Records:
#####

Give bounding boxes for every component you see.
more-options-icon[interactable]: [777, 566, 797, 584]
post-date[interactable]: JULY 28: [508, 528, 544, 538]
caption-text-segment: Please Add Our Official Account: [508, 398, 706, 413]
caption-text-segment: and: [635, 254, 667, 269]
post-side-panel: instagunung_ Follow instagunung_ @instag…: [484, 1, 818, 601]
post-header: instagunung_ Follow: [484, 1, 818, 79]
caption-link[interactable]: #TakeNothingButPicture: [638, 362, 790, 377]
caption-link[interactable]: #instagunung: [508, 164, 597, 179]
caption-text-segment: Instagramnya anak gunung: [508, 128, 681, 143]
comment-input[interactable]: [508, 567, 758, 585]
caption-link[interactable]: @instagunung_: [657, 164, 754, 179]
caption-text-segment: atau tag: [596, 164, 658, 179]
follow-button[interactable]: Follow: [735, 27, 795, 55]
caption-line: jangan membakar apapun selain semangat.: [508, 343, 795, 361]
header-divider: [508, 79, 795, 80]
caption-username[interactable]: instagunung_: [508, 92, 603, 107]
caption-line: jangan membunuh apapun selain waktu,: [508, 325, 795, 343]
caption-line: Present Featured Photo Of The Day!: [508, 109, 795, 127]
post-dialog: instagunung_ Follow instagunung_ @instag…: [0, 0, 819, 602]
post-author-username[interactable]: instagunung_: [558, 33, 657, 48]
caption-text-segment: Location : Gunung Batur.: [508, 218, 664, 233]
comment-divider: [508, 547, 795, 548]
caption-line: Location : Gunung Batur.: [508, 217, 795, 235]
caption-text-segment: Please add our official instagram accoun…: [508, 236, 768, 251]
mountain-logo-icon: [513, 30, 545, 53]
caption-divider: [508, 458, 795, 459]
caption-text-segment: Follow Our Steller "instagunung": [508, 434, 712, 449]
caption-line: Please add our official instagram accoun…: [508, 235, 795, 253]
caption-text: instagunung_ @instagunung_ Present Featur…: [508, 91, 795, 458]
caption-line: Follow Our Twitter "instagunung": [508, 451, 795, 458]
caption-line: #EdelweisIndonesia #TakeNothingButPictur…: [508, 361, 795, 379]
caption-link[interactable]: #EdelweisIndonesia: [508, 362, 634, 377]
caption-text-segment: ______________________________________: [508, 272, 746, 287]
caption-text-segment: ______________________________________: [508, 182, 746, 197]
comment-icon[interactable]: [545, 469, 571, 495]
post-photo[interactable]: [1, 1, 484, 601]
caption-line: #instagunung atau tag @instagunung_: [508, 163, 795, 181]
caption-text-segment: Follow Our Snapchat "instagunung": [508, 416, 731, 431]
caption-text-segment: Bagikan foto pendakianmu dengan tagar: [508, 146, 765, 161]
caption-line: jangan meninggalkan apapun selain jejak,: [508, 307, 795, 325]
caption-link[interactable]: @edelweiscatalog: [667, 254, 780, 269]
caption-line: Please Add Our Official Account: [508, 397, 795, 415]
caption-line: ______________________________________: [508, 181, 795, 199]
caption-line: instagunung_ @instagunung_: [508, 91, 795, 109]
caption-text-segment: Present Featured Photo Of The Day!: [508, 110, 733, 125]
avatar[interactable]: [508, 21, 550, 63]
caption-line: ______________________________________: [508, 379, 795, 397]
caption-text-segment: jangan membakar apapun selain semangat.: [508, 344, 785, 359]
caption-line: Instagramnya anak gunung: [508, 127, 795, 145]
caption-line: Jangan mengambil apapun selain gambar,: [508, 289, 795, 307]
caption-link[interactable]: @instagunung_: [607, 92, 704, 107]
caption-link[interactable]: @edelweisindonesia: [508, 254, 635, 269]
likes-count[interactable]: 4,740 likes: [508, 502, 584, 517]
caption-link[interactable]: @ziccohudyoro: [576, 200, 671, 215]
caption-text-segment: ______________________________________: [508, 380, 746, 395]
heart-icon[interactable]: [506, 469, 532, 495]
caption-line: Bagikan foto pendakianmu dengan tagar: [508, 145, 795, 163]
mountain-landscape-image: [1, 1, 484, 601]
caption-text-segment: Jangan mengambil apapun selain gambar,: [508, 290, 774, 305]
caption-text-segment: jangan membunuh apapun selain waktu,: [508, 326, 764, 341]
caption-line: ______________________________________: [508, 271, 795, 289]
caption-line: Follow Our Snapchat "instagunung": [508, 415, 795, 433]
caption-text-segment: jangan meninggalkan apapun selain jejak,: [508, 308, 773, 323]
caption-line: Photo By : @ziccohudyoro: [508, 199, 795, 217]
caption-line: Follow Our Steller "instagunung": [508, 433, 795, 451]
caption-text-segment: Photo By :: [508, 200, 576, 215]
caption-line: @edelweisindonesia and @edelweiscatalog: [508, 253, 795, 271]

#####

- The task
Please output every row above again, unchanged and in the same order.

- Result
Give bounding boxes for every component you see.
more-options-icon[interactable]: [777, 566, 797, 584]
post-date[interactable]: JULY 28: [508, 528, 544, 538]
caption-text-segment: Please Add Our Official Account: [508, 398, 706, 413]
caption-text-segment: and: [635, 254, 667, 269]
post-side-panel: instagunung_ Follow instagunung_ @instag…: [484, 1, 818, 601]
post-header: instagunung_ Follow: [484, 1, 818, 79]
caption-link[interactable]: #TakeNothingButPicture: [638, 362, 790, 377]
caption-link[interactable]: #instagunung: [508, 164, 597, 179]
caption-text-segment: Instagramnya anak gunung: [508, 128, 681, 143]
comment-input[interactable]: [508, 567, 758, 585]
caption-link[interactable]: @instagunung_: [657, 164, 754, 179]
caption-text-segment: atau tag: [596, 164, 658, 179]
follow-button[interactable]: Follow: [735, 27, 795, 55]
caption-line: jangan membakar apapun selain semangat.: [508, 343, 795, 361]
header-divider: [508, 79, 795, 80]
caption-username[interactable]: instagunung_: [508, 92, 603, 107]
caption-line: jangan membunuh apapun selain waktu,: [508, 325, 795, 343]
caption-line: Present Featured Photo Of The Day!: [508, 109, 795, 127]
post-dialog: instagunung_ Follow instagunung_ @instag…: [0, 0, 819, 602]
post-author-username[interactable]: instagunung_: [558, 33, 657, 48]
caption-text-segment: Location : Gunung Batur.: [508, 218, 664, 233]
comment-divider: [508, 547, 795, 548]
caption-line: Location : Gunung Batur.: [508, 217, 795, 235]
caption-text-segment: Please add our official instagram accoun…: [508, 236, 768, 251]
mountain-logo-icon: [513, 30, 545, 53]
caption-divider: [508, 458, 795, 459]
caption-text-segment: Follow Our Steller "instagunung": [508, 434, 712, 449]
caption-line: Please add our official instagram accoun…: [508, 235, 795, 253]
caption-text: instagunung_ @instagunung_ Present Featur…: [508, 91, 795, 458]
caption-line: Follow Our Twitter "instagunung": [508, 451, 795, 458]
caption-line: #EdelweisIndonesia #TakeNothingButPictur…: [508, 361, 795, 379]
caption-link[interactable]: #EdelweisIndonesia: [508, 362, 634, 377]
caption-text-segment: ______________________________________: [508, 272, 746, 287]
caption-text-segment: ______________________________________: [508, 182, 746, 197]
comment-icon[interactable]: [545, 469, 571, 495]
post-photo[interactable]: [1, 1, 484, 601]
caption-line: #instagunung atau tag @instagunung_: [508, 163, 795, 181]
caption-text-segment: Follow Our Snapchat "instagunung": [508, 416, 731, 431]
caption-text-segment: Bagikan foto pendakianmu dengan tagar: [508, 146, 765, 161]
caption-line: jangan meninggalkan apapun selain jejak,: [508, 307, 795, 325]
caption-link[interactable]: @edelweiscatalog: [667, 254, 780, 269]
caption-line: Please Add Our Official Account: [508, 397, 795, 415]
caption-line: ______________________________________: [508, 181, 795, 199]
caption-line: instagunung_ @instagunung_: [508, 91, 795, 109]
caption-text-segment: Present Featured Photo Of The Day!: [508, 110, 733, 125]
avatar[interactable]: [508, 21, 550, 63]
caption-line: ______________________________________: [508, 379, 795, 397]
caption-text-segment: jangan membakar apapun selain semangat.: [508, 344, 785, 359]
caption-line: Instagramnya anak gunung: [508, 127, 795, 145]
caption-line: Jangan mengambil apapun selain gambar,: [508, 289, 795, 307]
caption-link[interactable]: @instagunung_: [607, 92, 704, 107]
caption-link[interactable]: @edelweisindonesia: [508, 254, 635, 269]
likes-count[interactable]: 4,740 likes: [508, 502, 584, 517]
caption-link[interactable]: @ziccohudyoro: [576, 200, 671, 215]
caption-text-segment: ______________________________________: [508, 380, 746, 395]
heart-icon[interactable]: [506, 469, 532, 495]
caption-line: Bagikan foto pendakianmu dengan tagar: [508, 145, 795, 163]
mountain-landscape-image: [1, 1, 484, 601]
caption-text-segment: Jangan mengambil apapun selain gambar,: [508, 290, 774, 305]
caption-text-segment: jangan membunuh apapun selain waktu,: [508, 326, 764, 341]
caption-line: ______________________________________: [508, 271, 795, 289]
caption-line: Follow Our Snapchat "instagunung": [508, 415, 795, 433]
caption-text-segment: jangan meninggalkan apapun selain jejak,: [508, 308, 773, 323]
caption-line: Photo By : @ziccohudyoro: [508, 199, 795, 217]
caption-line: Follow Our Steller "instagunung": [508, 433, 795, 451]
caption-text-segment: Photo By :: [508, 200, 576, 215]
caption-line: @edelweisindonesia and @edelweiscatalog: [508, 253, 795, 271]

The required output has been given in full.